◆ Goal of the exercise ◆
Write out the entries verbatim and leave the images out of the copy.

◆ Given data ◆
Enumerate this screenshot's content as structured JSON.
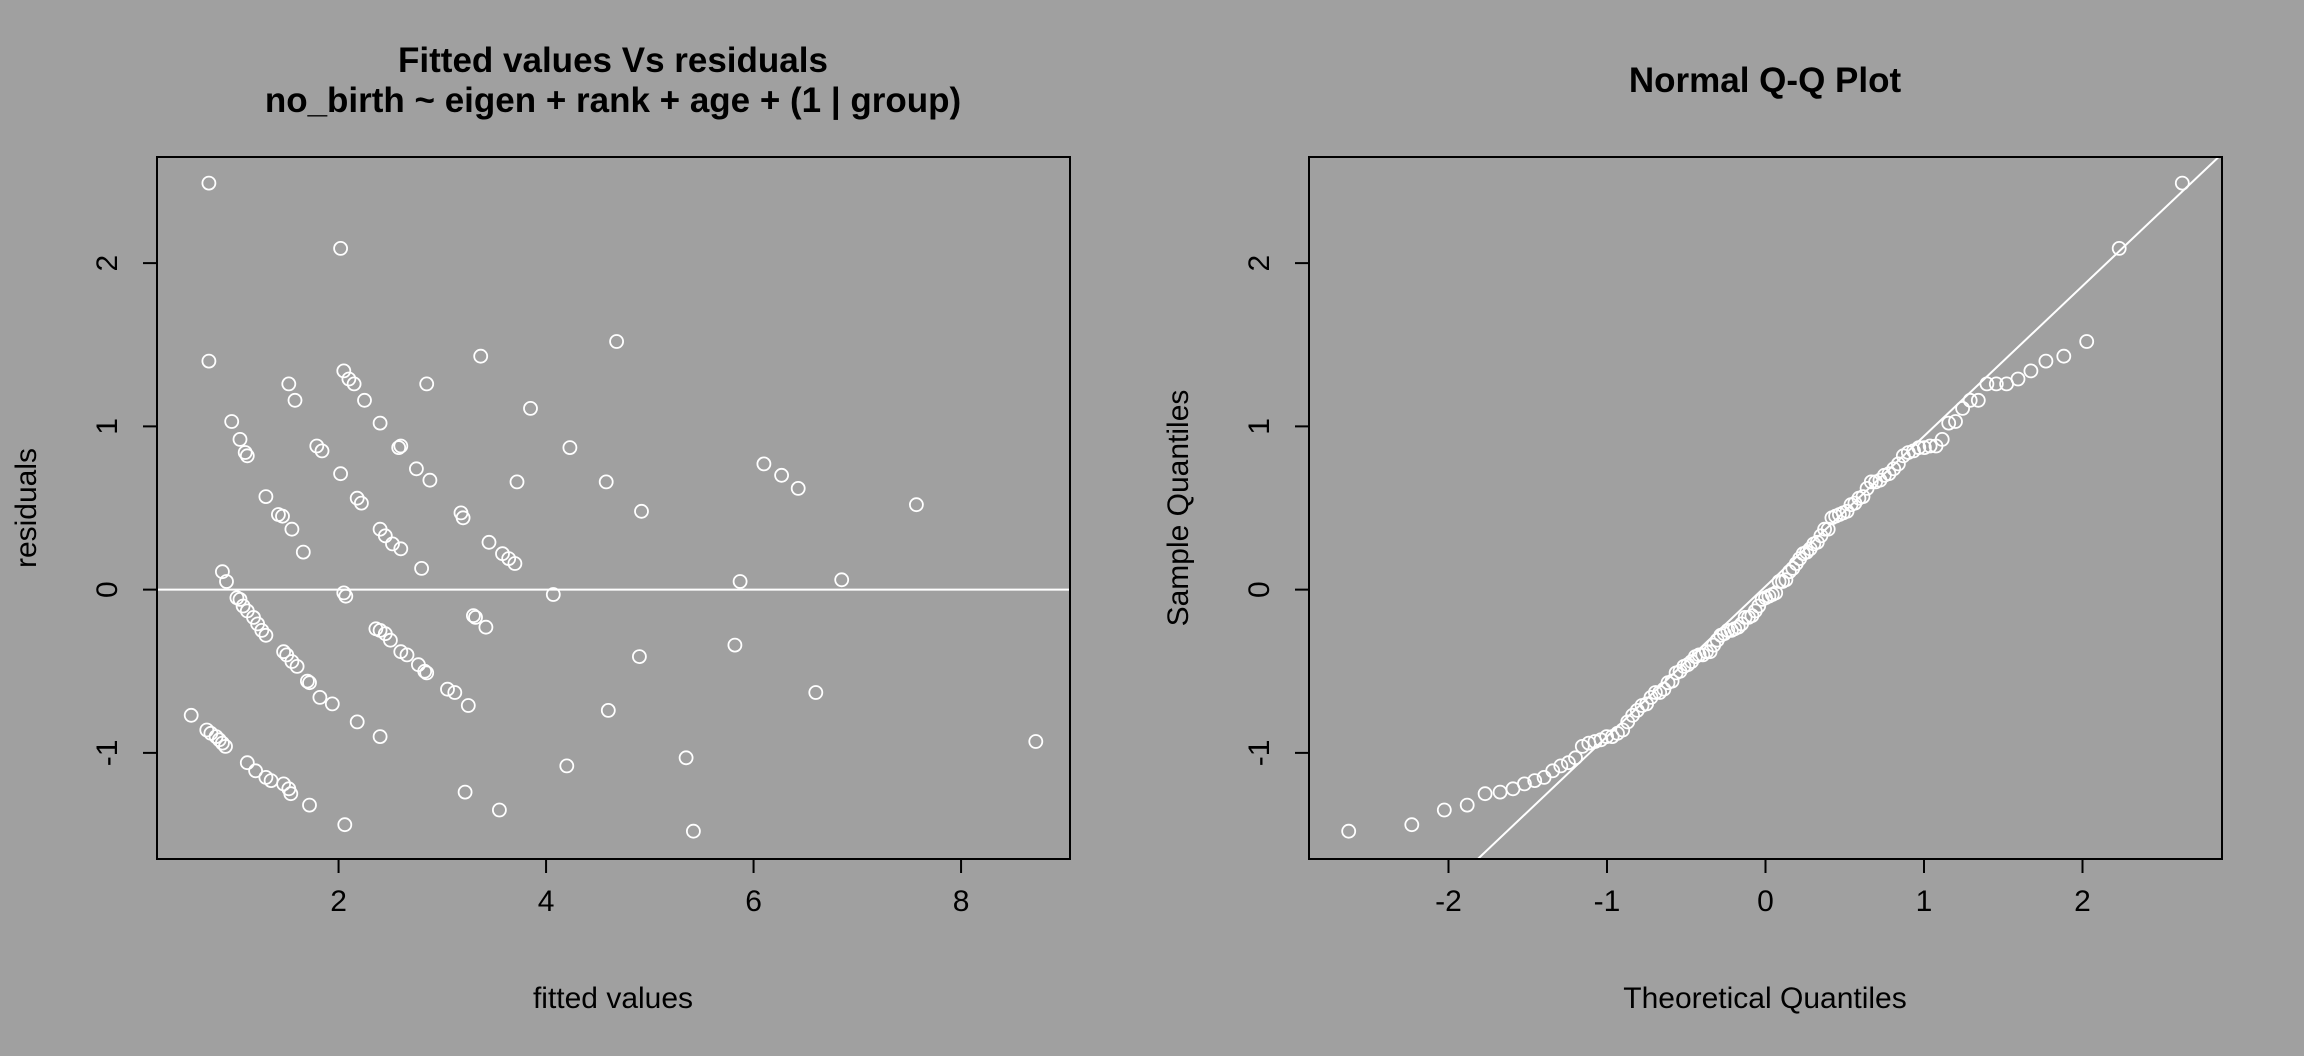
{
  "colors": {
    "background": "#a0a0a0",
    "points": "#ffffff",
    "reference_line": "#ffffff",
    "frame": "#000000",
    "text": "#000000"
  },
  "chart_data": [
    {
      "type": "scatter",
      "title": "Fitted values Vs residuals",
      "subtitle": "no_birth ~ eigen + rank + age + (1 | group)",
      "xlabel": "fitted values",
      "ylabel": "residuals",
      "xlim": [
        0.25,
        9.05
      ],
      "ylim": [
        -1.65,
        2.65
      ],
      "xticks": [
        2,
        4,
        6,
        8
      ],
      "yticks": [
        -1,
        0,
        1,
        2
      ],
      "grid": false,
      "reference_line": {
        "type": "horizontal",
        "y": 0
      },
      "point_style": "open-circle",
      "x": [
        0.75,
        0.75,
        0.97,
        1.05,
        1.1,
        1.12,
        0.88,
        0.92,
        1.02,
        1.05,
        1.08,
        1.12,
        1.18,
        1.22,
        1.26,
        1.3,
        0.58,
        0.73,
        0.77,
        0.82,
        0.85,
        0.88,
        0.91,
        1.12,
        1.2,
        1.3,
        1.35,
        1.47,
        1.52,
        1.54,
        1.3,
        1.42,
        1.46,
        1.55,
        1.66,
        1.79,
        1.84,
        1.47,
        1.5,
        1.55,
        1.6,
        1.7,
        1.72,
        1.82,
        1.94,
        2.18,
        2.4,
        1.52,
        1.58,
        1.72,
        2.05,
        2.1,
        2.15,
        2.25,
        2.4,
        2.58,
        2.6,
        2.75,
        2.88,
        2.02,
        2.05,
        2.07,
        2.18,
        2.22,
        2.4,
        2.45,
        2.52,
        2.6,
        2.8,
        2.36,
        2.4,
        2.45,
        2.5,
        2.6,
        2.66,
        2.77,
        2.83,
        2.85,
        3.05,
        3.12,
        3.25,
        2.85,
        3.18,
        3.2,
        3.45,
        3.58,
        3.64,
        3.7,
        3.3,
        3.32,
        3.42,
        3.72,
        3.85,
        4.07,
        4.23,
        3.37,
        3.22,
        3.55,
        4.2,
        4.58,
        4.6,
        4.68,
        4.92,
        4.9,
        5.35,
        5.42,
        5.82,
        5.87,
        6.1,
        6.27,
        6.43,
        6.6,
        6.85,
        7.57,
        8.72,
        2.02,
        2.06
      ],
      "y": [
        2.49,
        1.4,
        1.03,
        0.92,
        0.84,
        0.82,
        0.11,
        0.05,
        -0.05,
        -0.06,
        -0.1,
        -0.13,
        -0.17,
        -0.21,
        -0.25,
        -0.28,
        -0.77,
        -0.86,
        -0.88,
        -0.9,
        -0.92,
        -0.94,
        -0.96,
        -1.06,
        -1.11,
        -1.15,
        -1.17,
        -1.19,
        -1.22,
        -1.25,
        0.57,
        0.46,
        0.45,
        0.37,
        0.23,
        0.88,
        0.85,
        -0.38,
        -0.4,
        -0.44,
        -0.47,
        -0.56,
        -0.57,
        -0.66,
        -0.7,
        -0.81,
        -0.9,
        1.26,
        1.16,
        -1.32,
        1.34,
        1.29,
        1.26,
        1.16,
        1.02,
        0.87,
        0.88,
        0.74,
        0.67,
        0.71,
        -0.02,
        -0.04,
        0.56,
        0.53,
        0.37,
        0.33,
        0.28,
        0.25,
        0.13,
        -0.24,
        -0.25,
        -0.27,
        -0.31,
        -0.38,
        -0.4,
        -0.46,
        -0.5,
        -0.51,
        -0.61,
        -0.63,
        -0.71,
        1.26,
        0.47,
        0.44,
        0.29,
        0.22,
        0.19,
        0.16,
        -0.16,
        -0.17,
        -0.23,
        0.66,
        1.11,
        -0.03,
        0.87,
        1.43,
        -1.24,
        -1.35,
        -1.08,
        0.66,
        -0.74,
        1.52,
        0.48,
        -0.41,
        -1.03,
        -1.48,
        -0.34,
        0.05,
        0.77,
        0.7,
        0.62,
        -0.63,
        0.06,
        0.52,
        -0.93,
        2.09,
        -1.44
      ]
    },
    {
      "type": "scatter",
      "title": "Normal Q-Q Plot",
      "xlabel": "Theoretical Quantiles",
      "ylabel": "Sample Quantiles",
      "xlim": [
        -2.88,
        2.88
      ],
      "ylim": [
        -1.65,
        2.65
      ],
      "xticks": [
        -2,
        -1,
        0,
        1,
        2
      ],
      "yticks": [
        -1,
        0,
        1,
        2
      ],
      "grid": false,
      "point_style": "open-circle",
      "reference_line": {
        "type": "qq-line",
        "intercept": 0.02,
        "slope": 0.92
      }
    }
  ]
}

◆ Reply to the exercise ◆
Enumerate this screenshot's content as structured JSON.
{
  "colors": {
    "background": "#a0a0a0",
    "points": "#ffffff",
    "reference_line": "#ffffff",
    "frame": "#000000",
    "text": "#000000"
  },
  "chart_data": [
    {
      "type": "scatter",
      "title": "Fitted values Vs residuals",
      "subtitle": "no_birth ~ eigen + rank + age + (1 | group)",
      "xlabel": "fitted values",
      "ylabel": "residuals",
      "xlim": [
        0.25,
        9.05
      ],
      "ylim": [
        -1.65,
        2.65
      ],
      "xticks": [
        2,
        4,
        6,
        8
      ],
      "yticks": [
        -1,
        0,
        1,
        2
      ],
      "grid": false,
      "reference_line": {
        "type": "horizontal",
        "y": 0
      },
      "point_style": "open-circle",
      "x": [
        0.75,
        0.75,
        0.97,
        1.05,
        1.1,
        1.12,
        0.88,
        0.92,
        1.02,
        1.05,
        1.08,
        1.12,
        1.18,
        1.22,
        1.26,
        1.3,
        0.58,
        0.73,
        0.77,
        0.82,
        0.85,
        0.88,
        0.91,
        1.12,
        1.2,
        1.3,
        1.35,
        1.47,
        1.52,
        1.54,
        1.3,
        1.42,
        1.46,
        1.55,
        1.66,
        1.79,
        1.84,
        1.47,
        1.5,
        1.55,
        1.6,
        1.7,
        1.72,
        1.82,
        1.94,
        2.18,
        2.4,
        1.52,
        1.58,
        1.72,
        2.05,
        2.1,
        2.15,
        2.25,
        2.4,
        2.58,
        2.6,
        2.75,
        2.88,
        2.02,
        2.05,
        2.07,
        2.18,
        2.22,
        2.4,
        2.45,
        2.52,
        2.6,
        2.8,
        2.36,
        2.4,
        2.45,
        2.5,
        2.6,
        2.66,
        2.77,
        2.83,
        2.85,
        3.05,
        3.12,
        3.25,
        2.85,
        3.18,
        3.2,
        3.45,
        3.58,
        3.64,
        3.7,
        3.3,
        3.32,
        3.42,
        3.72,
        3.85,
        4.07,
        4.23,
        3.37,
        3.22,
        3.55,
        4.2,
        4.58,
        4.6,
        4.68,
        4.92,
        4.9,
        5.35,
        5.42,
        5.82,
        5.87,
        6.1,
        6.27,
        6.43,
        6.6,
        6.85,
        7.57,
        8.72,
        2.02,
        2.06
      ],
      "y": [
        2.49,
        1.4,
        1.03,
        0.92,
        0.84,
        0.82,
        0.11,
        0.05,
        -0.05,
        -0.06,
        -0.1,
        -0.13,
        -0.17,
        -0.21,
        -0.25,
        -0.28,
        -0.77,
        -0.86,
        -0.88,
        -0.9,
        -0.92,
        -0.94,
        -0.96,
        -1.06,
        -1.11,
        -1.15,
        -1.17,
        -1.19,
        -1.22,
        -1.25,
        0.57,
        0.46,
        0.45,
        0.37,
        0.23,
        0.88,
        0.85,
        -0.38,
        -0.4,
        -0.44,
        -0.47,
        -0.56,
        -0.57,
        -0.66,
        -0.7,
        -0.81,
        -0.9,
        1.26,
        1.16,
        -1.32,
        1.34,
        1.29,
        1.26,
        1.16,
        1.02,
        0.87,
        0.88,
        0.74,
        0.67,
        0.71,
        -0.02,
        -0.04,
        0.56,
        0.53,
        0.37,
        0.33,
        0.28,
        0.25,
        0.13,
        -0.24,
        -0.25,
        -0.27,
        -0.31,
        -0.38,
        -0.4,
        -0.46,
        -0.5,
        -0.51,
        -0.61,
        -0.63,
        -0.71,
        1.26,
        0.47,
        0.44,
        0.29,
        0.22,
        0.19,
        0.16,
        -0.16,
        -0.17,
        -0.23,
        0.66,
        1.11,
        -0.03,
        0.87,
        1.43,
        -1.24,
        -1.35,
        -1.08,
        0.66,
        -0.74,
        1.52,
        0.48,
        -0.41,
        -1.03,
        -1.48,
        -0.34,
        0.05,
        0.77,
        0.7,
        0.62,
        -0.63,
        0.06,
        0.52,
        -0.93,
        2.09,
        -1.44
      ]
    },
    {
      "type": "scatter",
      "title": "Normal Q-Q Plot",
      "xlabel": "Theoretical Quantiles",
      "ylabel": "Sample Quantiles",
      "xlim": [
        -2.88,
        2.88
      ],
      "ylim": [
        -1.65,
        2.65
      ],
      "xticks": [
        -2,
        -1,
        0,
        1,
        2
      ],
      "yticks": [
        -1,
        0,
        1,
        2
      ],
      "grid": false,
      "point_style": "open-circle",
      "reference_line": {
        "type": "qq-line",
        "intercept": 0.02,
        "slope": 0.92
      }
    }
  ]
}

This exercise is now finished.